» **Supplied material**:
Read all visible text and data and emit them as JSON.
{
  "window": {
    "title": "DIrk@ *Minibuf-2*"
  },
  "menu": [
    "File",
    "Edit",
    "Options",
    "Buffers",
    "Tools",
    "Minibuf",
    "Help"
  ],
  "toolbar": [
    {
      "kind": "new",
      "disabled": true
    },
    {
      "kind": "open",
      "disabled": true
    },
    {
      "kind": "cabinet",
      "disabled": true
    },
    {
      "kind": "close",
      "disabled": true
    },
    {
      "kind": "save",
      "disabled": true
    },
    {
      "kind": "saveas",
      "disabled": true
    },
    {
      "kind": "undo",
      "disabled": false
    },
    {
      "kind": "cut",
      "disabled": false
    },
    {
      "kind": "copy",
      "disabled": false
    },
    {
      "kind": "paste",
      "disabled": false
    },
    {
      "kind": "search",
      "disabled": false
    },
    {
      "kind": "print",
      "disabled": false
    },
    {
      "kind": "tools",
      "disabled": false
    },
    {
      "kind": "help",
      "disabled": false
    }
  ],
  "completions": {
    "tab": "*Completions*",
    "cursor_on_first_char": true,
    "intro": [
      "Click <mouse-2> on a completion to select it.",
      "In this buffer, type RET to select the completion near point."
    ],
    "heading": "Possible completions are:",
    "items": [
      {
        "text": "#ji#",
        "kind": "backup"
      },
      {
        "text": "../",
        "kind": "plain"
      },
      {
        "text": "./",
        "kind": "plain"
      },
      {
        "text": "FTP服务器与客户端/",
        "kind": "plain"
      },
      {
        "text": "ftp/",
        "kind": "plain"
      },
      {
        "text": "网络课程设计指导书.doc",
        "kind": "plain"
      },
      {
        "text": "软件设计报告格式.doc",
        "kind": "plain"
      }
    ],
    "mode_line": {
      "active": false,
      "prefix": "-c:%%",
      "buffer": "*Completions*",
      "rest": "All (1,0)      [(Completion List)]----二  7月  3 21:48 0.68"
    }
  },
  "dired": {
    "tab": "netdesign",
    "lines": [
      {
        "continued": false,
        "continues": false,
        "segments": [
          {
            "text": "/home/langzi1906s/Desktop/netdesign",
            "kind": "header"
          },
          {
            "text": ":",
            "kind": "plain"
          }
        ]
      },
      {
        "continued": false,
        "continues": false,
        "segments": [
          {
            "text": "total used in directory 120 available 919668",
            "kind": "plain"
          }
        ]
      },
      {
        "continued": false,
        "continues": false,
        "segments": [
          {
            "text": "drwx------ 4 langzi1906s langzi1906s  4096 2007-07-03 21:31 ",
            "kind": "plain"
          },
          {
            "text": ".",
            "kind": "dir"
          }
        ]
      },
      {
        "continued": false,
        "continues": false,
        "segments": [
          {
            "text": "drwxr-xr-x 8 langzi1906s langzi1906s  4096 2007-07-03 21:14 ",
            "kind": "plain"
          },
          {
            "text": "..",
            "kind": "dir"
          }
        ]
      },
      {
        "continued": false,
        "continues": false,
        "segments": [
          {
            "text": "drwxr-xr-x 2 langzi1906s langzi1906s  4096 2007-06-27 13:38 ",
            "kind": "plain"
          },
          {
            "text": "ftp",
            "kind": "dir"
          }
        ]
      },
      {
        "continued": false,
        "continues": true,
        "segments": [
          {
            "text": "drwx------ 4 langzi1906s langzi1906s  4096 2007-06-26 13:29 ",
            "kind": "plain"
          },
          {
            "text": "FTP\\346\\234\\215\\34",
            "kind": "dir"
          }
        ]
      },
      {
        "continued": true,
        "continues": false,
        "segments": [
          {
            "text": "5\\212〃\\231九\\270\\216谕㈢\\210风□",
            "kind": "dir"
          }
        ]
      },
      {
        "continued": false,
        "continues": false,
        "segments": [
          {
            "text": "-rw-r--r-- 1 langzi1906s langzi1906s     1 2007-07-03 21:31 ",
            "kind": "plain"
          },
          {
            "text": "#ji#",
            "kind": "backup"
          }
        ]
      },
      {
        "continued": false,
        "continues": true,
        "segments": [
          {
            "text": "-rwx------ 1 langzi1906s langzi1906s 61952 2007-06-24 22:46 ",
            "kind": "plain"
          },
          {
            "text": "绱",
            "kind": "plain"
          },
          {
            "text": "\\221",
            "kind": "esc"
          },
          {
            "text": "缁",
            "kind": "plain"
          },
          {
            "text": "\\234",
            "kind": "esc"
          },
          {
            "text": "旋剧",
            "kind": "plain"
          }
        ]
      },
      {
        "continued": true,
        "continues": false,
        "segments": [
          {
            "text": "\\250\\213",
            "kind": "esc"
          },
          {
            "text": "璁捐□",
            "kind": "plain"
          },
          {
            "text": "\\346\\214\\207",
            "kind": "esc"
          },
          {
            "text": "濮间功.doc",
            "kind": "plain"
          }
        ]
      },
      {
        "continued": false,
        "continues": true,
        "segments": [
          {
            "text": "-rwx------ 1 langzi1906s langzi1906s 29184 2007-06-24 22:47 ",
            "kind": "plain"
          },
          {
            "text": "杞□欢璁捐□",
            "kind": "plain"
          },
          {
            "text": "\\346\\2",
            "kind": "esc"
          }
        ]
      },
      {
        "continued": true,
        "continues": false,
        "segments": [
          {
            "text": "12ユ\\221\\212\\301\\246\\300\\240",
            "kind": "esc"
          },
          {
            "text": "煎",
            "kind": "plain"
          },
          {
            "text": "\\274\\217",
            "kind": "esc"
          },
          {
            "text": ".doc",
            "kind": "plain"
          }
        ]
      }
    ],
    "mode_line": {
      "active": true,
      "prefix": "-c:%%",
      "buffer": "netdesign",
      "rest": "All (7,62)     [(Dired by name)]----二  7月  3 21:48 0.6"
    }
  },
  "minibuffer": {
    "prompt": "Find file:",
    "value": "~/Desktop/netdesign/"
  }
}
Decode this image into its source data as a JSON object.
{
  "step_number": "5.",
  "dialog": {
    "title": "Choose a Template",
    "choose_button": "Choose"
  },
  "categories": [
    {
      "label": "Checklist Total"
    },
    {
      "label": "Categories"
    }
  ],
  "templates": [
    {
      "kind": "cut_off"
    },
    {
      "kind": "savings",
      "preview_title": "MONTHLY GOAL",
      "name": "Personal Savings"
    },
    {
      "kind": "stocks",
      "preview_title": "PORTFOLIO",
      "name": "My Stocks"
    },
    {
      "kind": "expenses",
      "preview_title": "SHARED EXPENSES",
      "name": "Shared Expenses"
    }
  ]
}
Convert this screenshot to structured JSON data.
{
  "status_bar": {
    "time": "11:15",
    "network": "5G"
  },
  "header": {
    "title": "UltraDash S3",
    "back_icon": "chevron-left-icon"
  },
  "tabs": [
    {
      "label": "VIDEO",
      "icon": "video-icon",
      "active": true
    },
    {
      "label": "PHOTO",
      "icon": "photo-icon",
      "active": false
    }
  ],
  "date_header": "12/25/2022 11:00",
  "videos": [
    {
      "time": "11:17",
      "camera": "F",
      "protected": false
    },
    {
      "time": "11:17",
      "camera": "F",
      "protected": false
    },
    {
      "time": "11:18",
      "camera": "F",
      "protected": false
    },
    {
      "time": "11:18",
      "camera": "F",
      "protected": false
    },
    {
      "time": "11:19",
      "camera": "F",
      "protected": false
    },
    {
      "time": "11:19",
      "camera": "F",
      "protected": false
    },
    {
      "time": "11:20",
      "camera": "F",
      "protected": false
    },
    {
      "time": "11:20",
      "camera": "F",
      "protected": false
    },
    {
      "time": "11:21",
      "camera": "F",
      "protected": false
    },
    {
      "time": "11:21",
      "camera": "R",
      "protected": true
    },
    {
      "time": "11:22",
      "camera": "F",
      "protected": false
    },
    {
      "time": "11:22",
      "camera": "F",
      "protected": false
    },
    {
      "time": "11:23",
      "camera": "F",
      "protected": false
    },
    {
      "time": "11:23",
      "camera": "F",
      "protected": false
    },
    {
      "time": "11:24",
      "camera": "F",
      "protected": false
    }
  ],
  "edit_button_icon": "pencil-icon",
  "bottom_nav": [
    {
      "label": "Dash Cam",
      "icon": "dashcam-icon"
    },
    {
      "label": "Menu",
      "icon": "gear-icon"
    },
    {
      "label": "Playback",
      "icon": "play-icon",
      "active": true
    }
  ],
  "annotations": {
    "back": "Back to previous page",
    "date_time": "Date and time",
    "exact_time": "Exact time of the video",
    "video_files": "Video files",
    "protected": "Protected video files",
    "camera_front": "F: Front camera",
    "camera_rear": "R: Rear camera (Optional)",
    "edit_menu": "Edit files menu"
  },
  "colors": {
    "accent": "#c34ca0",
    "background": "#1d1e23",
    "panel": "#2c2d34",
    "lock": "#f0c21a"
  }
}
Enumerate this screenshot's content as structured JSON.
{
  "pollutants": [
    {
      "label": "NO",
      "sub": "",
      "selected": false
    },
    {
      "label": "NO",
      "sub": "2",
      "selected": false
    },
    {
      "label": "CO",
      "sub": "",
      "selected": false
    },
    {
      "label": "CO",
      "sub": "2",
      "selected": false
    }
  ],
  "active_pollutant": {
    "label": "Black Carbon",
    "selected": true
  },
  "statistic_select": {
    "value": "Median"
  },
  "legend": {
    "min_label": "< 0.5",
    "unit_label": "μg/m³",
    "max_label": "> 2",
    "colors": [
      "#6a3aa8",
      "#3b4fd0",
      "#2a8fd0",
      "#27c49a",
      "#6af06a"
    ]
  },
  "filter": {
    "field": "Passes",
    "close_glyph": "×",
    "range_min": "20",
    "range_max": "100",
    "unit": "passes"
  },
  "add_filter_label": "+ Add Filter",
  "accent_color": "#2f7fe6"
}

» **Directive**: Retype nothing except the lines from the line holding "Enumerate this screenshot's" through the last line of the entries, both included.

» **Reply**:
Enumerate this screenshot's content as structured JSON.
{
  "pollutants": [
    {
      "label": "NO",
      "sub": "",
      "selected": false
    },
    {
      "label": "NO",
      "sub": "2",
      "selected": false
    },
    {
      "label": "CO",
      "sub": "",
      "selected": false
    },
    {
      "label": "CO",
      "sub": "2",
      "selected": false
    }
  ],
  "active_pollutant": {
    "label": "Black Carbon",
    "selected": true
  },
  "statistic_select": {
    "value": "Median"
  },
  "legend": {
    "min_label": "< 0.5",
    "unit_label": "μg/m³",
    "max_label": "> 2",
    "colors": [
      "#6a3aa8",
      "#3b4fd0",
      "#2a8fd0",
      "#27c49a",
      "#6af06a"
    ]
  },
  "filter": {
    "field": "Passes",
    "close_glyph": "×",
    "range_min": "20",
    "range_max": "100",
    "unit": "passes"
  },
  "add_filter_label": "+ Add Filter",
  "accent_color": "#2f7fe6"
}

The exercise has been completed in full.